TO DO - Reproduce the listing below in its entirety. Change nothing.

-- BEGIN --

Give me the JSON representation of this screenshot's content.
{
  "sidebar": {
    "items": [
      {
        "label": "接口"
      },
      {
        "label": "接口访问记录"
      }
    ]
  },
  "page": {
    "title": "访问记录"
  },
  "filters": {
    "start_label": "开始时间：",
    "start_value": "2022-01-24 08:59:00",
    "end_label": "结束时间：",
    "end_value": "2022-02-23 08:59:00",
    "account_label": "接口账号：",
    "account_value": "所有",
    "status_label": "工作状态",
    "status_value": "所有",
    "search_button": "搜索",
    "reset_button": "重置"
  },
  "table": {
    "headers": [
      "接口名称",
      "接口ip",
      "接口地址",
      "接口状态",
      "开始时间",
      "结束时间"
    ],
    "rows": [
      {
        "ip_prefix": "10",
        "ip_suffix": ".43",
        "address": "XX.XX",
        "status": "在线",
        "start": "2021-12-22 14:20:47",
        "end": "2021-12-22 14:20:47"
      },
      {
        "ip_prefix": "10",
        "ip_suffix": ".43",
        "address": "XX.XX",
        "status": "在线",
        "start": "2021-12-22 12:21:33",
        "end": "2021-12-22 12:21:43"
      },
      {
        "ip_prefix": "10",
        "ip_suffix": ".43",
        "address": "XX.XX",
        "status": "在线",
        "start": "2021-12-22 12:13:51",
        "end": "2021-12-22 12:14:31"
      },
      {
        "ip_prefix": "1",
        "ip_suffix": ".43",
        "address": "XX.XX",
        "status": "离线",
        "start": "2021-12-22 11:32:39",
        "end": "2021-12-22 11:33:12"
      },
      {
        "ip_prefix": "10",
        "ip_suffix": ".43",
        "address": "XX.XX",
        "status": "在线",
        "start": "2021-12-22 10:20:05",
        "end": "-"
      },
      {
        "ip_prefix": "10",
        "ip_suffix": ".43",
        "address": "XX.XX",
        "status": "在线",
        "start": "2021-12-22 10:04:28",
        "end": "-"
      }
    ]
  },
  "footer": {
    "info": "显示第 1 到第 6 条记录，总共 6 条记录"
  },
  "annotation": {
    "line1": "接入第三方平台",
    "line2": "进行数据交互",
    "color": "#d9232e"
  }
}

-- END --

EXPECTED OUTPUT -
Give me the JSON representation of this screenshot's content.
{
  "sidebar": {
    "items": [
      {
        "label": "接口"
      },
      {
        "label": "接口访问记录"
      }
    ]
  },
  "page": {
    "title": "访问记录"
  },
  "filters": {
    "start_label": "开始时间：",
    "start_value": "2022-01-24 08:59:00",
    "end_label": "结束时间：",
    "end_value": "2022-02-23 08:59:00",
    "account_label": "接口账号：",
    "account_value": "所有",
    "status_label": "工作状态",
    "status_value": "所有",
    "search_button": "搜索",
    "reset_button": "重置"
  },
  "table": {
    "headers": [
      "接口名称",
      "接口ip",
      "接口地址",
      "接口状态",
      "开始时间",
      "结束时间"
    ],
    "rows": [
      {
        "ip_prefix": "10",
        "ip_suffix": ".43",
        "address": "XX.XX",
        "status": "在线",
        "start": "2021-12-22 14:20:47",
        "end": "2021-12-22 14:20:47"
      },
      {
        "ip_prefix": "10",
        "ip_suffix": ".43",
        "address": "XX.XX",
        "status": "在线",
        "start": "2021-12-22 12:21:33",
        "end": "2021-12-22 12:21:43"
      },
      {
        "ip_prefix": "10",
        "ip_suffix": ".43",
        "address": "XX.XX",
        "status": "在线",
        "start": "2021-12-22 12:13:51",
        "end": "2021-12-22 12:14:31"
      },
      {
        "ip_prefix": "1",
        "ip_suffix": ".43",
        "address": "XX.XX",
        "status": "离线",
        "start": "2021-12-22 11:32:39",
        "end": "2021-12-22 11:33:12"
      },
      {
        "ip_prefix": "10",
        "ip_suffix": ".43",
        "address": "XX.XX",
        "status": "在线",
        "start": "2021-12-22 10:20:05",
        "end": "-"
      },
      {
        "ip_prefix": "10",
        "ip_suffix": ".43",
        "address": "XX.XX",
        "status": "在线",
        "start": "2021-12-22 10:04:28",
        "end": "-"
      }
    ]
  },
  "footer": {
    "info": "显示第 1 到第 6 条记录，总共 6 条记录"
  },
  "annotation": {
    "line1": "接入第三方平台",
    "line2": "进行数据交互",
    "color": "#d9232e"
  }
}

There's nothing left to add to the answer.